▸ Source extract
******************************

Wednesday, October 19, 2011

© 2010-2017. ADAMANTIA (AMANDA) N. LAOUPI  All rights reserved

 2016. 592 pp. Metron Publications. ISBN 978-1-60377-093-4.
Available in AMAZON

The term cultural heritage may be allocated to any kind of evidence related to human action, any ‘product’ of human creativeness and expression widely accepted for its scientific, historic, artistic and anthropological value.
Monuments, caves of archaeological interest, groups of buildings, archaeological sites (open air areas, subterranean, submarine or coastal), mobile objects, archival material, scientific works, paleontological & paleoanthropological remains, industrial sites and landscapes of memory (e.g. languages, oral traditions, sacred and mythical landscapes), museums and collections, all are prone to diverse hazards, the impacts of which can demand extremely expensive restoration programmes.

Finally, the category of the archaeological remnants underneath the surface of earth or water, usually being transformed into geological features (e.g. buried sites under river courses, cultivated lands, estuaries, layers of various sediments, e.t.c.) cry out for their protection from all kind of physical disturbance.

******************************

▸ Provided data
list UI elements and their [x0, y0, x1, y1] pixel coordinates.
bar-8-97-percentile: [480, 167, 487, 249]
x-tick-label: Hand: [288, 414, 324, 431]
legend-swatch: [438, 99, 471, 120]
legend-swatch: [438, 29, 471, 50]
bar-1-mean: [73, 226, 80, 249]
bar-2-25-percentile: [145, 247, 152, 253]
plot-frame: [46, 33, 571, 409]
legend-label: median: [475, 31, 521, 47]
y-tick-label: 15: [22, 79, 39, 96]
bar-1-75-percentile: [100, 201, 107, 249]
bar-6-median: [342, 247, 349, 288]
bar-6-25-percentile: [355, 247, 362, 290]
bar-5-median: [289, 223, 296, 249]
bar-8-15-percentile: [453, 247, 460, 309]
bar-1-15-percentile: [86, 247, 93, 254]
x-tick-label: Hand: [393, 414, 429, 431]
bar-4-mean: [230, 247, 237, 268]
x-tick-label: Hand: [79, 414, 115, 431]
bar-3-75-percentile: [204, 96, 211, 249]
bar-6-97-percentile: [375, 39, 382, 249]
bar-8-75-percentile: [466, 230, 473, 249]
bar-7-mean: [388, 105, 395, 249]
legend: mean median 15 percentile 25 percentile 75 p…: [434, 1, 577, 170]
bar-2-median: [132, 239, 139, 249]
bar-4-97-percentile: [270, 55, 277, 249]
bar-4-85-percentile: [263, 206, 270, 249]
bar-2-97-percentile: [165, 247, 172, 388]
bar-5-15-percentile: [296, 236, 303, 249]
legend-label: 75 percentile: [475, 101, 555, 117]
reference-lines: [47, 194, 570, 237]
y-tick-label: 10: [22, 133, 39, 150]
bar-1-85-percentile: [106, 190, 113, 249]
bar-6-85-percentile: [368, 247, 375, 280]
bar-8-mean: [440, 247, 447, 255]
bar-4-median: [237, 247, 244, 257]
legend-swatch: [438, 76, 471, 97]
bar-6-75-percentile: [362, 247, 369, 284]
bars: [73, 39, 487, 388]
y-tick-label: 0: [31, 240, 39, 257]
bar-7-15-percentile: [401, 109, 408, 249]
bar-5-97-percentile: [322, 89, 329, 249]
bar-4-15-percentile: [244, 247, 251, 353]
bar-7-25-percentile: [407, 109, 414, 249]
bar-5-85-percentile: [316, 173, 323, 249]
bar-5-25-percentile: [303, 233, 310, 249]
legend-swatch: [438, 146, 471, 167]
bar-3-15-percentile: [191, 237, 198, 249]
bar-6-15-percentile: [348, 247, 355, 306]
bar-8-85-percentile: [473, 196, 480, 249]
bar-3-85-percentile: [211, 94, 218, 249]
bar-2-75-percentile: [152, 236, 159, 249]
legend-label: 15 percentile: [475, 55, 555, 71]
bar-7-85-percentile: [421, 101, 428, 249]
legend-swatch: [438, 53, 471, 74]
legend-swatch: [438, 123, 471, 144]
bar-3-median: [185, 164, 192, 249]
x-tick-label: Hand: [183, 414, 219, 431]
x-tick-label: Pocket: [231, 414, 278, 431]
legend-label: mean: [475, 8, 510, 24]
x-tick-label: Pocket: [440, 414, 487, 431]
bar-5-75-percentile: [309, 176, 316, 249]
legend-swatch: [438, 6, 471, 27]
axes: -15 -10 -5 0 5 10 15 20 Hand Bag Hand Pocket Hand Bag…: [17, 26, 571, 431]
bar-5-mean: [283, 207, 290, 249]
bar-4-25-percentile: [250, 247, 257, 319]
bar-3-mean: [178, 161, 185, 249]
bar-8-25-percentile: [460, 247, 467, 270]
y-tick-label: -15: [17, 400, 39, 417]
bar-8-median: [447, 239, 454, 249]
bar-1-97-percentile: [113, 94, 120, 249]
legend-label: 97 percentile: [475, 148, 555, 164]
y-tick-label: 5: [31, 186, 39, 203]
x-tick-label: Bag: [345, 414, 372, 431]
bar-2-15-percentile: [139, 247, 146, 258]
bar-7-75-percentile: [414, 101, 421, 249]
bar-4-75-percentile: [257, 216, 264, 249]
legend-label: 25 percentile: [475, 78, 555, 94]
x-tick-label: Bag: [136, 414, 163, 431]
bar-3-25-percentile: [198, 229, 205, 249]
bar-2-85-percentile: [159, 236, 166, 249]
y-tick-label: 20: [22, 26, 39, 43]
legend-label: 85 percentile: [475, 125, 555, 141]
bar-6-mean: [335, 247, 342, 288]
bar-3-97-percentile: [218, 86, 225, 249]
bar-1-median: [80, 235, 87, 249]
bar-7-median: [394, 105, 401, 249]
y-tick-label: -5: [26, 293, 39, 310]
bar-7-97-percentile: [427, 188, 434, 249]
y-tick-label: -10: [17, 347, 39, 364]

******************************

▸ Task 1
Decide whether each statement agrees with the passage on cultural heritage, answering yes or no and quoting the words that decide it. (a) Archival material is among the things the passage calls prone to diverse hazards. (b) The passage says the impacts of hazards can be repaired with inexpensive restoration. (c) Oral traditions are given as an example of landscapes of memory.
▸ Task 2
Copy the part of the passage on cultural heritage starting at "Available in AMAZON" and ending at "expensive restoration programmes.".
▸ Task 3
Carry on the passage on cultural heritage from the point where it stops.

▸ Written response 1
(a) Yes: "mobile objects, archival material, scientific works" and "all are prone to diverse hazards"
(b) No: "the impacts of which can demand extremely expensive restoration programmes"
(c) Yes: "landscapes of memory (e.g. languages, oral traditions, sacred and mythical landscapes)"

▸ Written response 2
Available in AMAZON

The term cultural heritage may be allocated to any kind of evidence related to human action, any ‘product’ of human creativeness and expression widely accepted for its scientific, historic, artistic and anthropological value.
Monuments, caves of archaeological interest, groups of buildings, archaeological sites (open air areas, subterranean, submarine or coastal), mobile objects, archival material, scientific works, paleontological & paleoanthropological remains, industrial sites and landscapes of memory (e.g. languages, oral traditions, sacred and mythical landscapes), museums and collections, all are prone to diverse hazards, the impacts of which can demand extremely expensive restoration programmes.

▸ Written response 3
The cultural issues are of high importance as they influence human behaviour, and thus environmental condition and change. But there is still a scarcity of techniques designed to deal with cultural heritage in Hazard Management, a shortage of published data on cultural assets apart from a few famous sites and a shortage of qualified people to address the cultural heritage sub-component of Hazard Management.

Cultural landscapes are considered as representing systems. So, their vulnerability is defined as the degree of susceptibility to damage from hazardous phenomena. However, in the case of cultural heritage, it is not feasible to analyse the entire system with respect to vulnerability. It is necessary to disaggregate the system into a number of components and perform a detailed analysis on each one of them. Thus, the vulnerability of patrimony may be assessed using the social indicators preferred for estimating the community’s vulnerability to natural or technological hazards. In this case, the assessment should be carried out according to a four-part analysis (under the acronym of IESO):

a) Intrinsic parameters (describing the condition of the cultural asset),
b) Environmental parameters (describing the natural setting),
c) Socio-economic parameters (describing the living community) and
d) Organizational / Institutional parameters (describing various structures and functions of the State).